--- WRITTEN INSTRUCTION ---
Copy out the lines that include the word "JSON".

Data tied to figure images:
--------------------
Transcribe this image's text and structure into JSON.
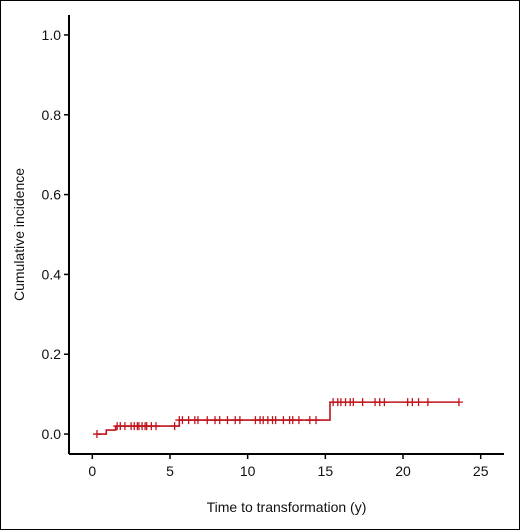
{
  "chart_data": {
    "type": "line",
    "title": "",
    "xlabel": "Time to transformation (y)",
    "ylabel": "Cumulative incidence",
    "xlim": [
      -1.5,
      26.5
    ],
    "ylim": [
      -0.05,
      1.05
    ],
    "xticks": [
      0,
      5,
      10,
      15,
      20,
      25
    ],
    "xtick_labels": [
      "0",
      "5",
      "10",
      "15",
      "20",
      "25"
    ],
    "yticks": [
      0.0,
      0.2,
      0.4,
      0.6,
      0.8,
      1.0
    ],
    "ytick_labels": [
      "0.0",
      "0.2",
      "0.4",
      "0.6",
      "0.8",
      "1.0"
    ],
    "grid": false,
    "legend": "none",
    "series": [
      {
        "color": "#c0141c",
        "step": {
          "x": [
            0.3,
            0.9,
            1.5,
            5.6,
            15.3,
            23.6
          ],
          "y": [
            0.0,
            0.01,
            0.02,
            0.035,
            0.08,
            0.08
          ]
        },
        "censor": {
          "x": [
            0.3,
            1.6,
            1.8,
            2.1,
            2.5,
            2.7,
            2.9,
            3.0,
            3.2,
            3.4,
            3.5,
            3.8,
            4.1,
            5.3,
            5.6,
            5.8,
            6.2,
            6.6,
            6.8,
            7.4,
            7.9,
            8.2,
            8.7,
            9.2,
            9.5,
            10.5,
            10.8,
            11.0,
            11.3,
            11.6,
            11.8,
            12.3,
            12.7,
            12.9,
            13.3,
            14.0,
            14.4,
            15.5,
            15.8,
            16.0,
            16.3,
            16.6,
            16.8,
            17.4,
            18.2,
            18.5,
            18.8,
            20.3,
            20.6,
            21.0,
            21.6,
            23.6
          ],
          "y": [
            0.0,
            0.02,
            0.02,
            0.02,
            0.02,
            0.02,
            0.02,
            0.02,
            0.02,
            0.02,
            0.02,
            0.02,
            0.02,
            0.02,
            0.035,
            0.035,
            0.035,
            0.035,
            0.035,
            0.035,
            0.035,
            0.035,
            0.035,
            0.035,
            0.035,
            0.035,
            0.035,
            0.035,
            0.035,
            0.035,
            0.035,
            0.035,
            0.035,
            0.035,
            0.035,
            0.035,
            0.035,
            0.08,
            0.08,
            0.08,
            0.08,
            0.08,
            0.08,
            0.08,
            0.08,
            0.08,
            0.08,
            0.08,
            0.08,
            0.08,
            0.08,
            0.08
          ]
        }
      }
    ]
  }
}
--------------------
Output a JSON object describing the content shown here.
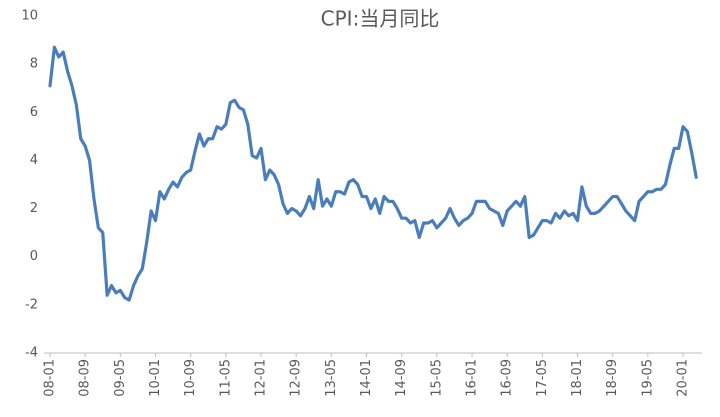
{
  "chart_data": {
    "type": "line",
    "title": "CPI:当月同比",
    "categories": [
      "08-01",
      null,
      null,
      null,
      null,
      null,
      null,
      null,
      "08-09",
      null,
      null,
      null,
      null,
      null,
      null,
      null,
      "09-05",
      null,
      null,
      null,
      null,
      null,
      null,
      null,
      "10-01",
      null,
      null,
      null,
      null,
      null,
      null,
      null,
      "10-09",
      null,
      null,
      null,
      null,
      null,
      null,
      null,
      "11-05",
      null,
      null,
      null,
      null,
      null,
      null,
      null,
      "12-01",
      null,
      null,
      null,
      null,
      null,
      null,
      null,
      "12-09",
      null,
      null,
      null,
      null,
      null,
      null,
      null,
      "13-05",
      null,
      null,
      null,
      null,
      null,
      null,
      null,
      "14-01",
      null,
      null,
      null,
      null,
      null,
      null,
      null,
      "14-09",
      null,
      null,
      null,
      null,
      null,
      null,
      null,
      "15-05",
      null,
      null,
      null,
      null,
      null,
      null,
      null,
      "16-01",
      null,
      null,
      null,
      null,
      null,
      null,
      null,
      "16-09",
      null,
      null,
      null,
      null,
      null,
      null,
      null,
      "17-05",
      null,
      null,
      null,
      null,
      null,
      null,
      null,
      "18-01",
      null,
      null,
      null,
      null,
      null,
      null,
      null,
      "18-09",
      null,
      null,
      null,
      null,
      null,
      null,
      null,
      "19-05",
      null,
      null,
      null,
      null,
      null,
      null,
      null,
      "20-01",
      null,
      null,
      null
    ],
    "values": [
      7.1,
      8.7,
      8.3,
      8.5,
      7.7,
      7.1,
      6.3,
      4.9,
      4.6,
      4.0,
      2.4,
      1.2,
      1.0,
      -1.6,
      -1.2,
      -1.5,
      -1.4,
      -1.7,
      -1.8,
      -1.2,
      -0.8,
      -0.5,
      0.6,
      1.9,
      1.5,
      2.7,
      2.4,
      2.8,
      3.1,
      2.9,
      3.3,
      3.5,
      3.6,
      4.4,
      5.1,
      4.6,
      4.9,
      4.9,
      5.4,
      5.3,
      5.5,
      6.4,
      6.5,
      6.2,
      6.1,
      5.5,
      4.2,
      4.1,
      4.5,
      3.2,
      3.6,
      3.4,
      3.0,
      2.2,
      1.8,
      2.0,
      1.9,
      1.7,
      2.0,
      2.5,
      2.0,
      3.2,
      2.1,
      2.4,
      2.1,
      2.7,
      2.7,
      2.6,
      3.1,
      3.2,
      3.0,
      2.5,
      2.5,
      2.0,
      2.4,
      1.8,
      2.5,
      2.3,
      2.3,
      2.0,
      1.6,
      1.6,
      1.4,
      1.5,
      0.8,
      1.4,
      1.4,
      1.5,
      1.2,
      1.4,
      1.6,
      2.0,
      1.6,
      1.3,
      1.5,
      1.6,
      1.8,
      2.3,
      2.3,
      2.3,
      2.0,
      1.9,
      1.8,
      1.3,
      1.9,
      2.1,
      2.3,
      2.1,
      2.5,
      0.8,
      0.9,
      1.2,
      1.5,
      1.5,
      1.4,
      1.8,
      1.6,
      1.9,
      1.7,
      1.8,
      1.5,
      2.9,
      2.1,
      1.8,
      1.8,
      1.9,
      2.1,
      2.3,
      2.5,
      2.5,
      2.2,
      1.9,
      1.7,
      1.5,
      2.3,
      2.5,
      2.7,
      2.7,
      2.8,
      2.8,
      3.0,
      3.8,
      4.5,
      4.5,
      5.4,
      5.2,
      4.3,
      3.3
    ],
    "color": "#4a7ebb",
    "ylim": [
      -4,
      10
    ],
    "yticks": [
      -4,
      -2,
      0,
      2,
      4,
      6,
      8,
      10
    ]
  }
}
--------------------
--- FINAL RESULT ---
Transcribe this image's text and structure into JSON.
Output a JSON object describing the content shown here.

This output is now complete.